Given task: Copy out every line of the records that follow verbatim, leaving out the picture placeholders.
* BEGIN Data shown *
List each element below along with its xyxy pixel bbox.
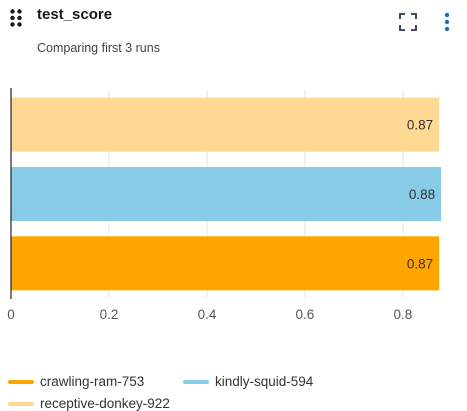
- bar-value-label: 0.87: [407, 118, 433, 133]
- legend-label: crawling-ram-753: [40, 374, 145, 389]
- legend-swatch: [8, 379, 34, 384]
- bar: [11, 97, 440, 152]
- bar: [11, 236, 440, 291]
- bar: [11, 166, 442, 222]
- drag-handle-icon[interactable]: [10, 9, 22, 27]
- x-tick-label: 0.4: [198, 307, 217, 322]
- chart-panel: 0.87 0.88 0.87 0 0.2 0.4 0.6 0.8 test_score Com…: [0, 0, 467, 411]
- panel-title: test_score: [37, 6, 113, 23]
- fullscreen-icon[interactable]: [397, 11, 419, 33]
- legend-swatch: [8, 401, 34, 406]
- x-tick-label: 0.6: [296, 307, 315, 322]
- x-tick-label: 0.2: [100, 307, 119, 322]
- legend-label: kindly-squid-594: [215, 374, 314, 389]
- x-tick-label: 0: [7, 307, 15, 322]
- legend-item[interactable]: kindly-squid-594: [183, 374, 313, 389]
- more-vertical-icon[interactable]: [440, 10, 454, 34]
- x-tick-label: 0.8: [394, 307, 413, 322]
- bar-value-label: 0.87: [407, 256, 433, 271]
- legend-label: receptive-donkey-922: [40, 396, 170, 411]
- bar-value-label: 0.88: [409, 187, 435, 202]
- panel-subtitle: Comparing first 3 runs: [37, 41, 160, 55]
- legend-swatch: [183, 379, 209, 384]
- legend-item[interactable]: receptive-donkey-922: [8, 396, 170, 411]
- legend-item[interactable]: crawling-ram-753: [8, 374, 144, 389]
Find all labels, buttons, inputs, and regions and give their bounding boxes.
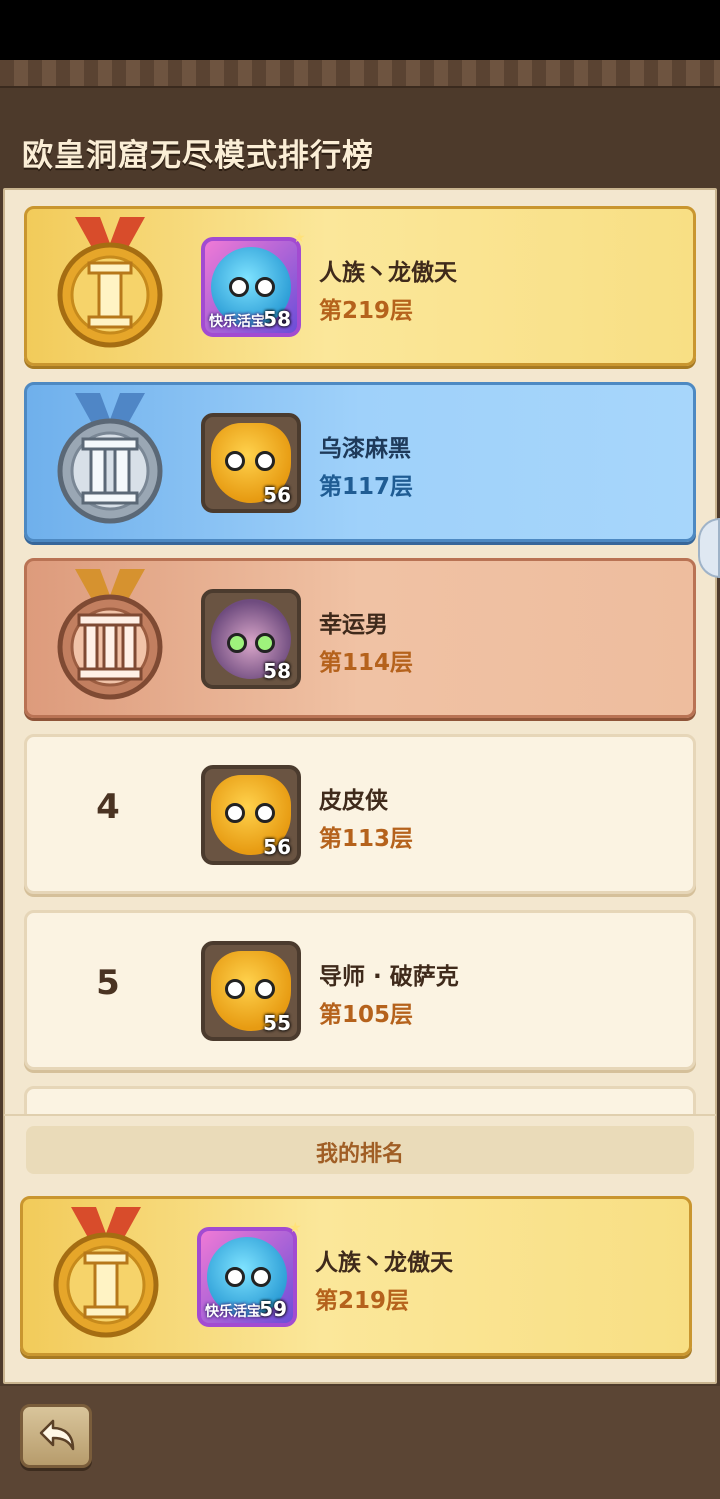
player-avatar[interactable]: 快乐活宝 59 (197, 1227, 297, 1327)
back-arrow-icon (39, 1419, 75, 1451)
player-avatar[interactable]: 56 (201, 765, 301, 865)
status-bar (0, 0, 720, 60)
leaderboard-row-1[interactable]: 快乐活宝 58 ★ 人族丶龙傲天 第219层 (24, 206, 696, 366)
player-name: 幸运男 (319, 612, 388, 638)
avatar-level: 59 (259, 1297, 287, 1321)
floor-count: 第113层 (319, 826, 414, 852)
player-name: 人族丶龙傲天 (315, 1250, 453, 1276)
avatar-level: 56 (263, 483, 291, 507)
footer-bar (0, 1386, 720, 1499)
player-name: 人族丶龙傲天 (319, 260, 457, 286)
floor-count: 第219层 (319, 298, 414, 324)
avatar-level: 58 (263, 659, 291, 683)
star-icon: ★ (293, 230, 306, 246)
* END Data shown *
Task solution:
List each element below along with its xyxy pixel bbox.
- bar-value-label: 0.87: [407, 118, 433, 133]
- legend-label: crawling-ram-753: [40, 374, 145, 389]
- legend-swatch: [8, 379, 34, 384]
- bar: [11, 97, 440, 152]
- bar: [11, 236, 440, 291]
- bar: [11, 166, 442, 222]
- drag-handle-icon[interactable]: [10, 9, 22, 27]
- x-tick-label: 0.4: [198, 307, 217, 322]
- chart-panel: 0.87 0.88 0.87 0 0.2 0.4 0.6 0.8 test_score Com…: [0, 0, 467, 411]
- panel-title: test_score: [37, 6, 113, 23]
- fullscreen-icon[interactable]: [397, 11, 419, 33]
- legend-swatch: [8, 401, 34, 406]
- x-tick-label: 0.6: [296, 307, 315, 322]
- x-tick-label: 0.2: [100, 307, 119, 322]
- legend-label: kindly-squid-594: [215, 374, 314, 389]
- x-tick-label: 0: [7, 307, 15, 322]
- legend-item[interactable]: kindly-squid-594: [183, 374, 313, 389]
- more-vertical-icon[interactable]: [440, 10, 454, 34]
- x-tick-label: 0.8: [394, 307, 413, 322]
- bar-value-label: 0.87: [407, 256, 433, 271]
- legend-label: receptive-donkey-922: [40, 396, 170, 411]
- bar-value-label: 0.88: [409, 187, 435, 202]
- panel-subtitle: Comparing first 3 runs: [37, 41, 160, 55]
- legend-swatch: [183, 379, 209, 384]
- legend-item[interactable]: receptive-donkey-922: [8, 396, 170, 411]
- legend-item[interactable]: crawling-ram-753: [8, 374, 144, 389]
Find all labels, buttons, inputs, and regions and give their bounding boxes.
player-avatar[interactable]: 快乐活宝 59 (197, 1227, 297, 1327)
back-arrow-icon (39, 1419, 75, 1451)
player-avatar[interactable]: 56 (201, 765, 301, 865)
status-bar (0, 0, 720, 60)
leaderboard-row-1[interactable]: 快乐活宝 58 ★ 人族丶龙傲天 第219层 (24, 206, 696, 366)
player-name: 幸运男 (319, 612, 388, 638)
avatar-level: 59 (259, 1297, 287, 1321)
floor-count: 第113层 (319, 826, 414, 852)
player-name: 人族丶龙傲天 (315, 1250, 453, 1276)
avatar-level: 56 (263, 483, 291, 507)
footer-bar (0, 1386, 720, 1499)
player-name: 人族丶龙傲天 (319, 260, 457, 286)
floor-count: 第219层 (319, 298, 414, 324)
avatar-level: 58 (263, 659, 291, 683)
star-icon: ★ (293, 230, 306, 246)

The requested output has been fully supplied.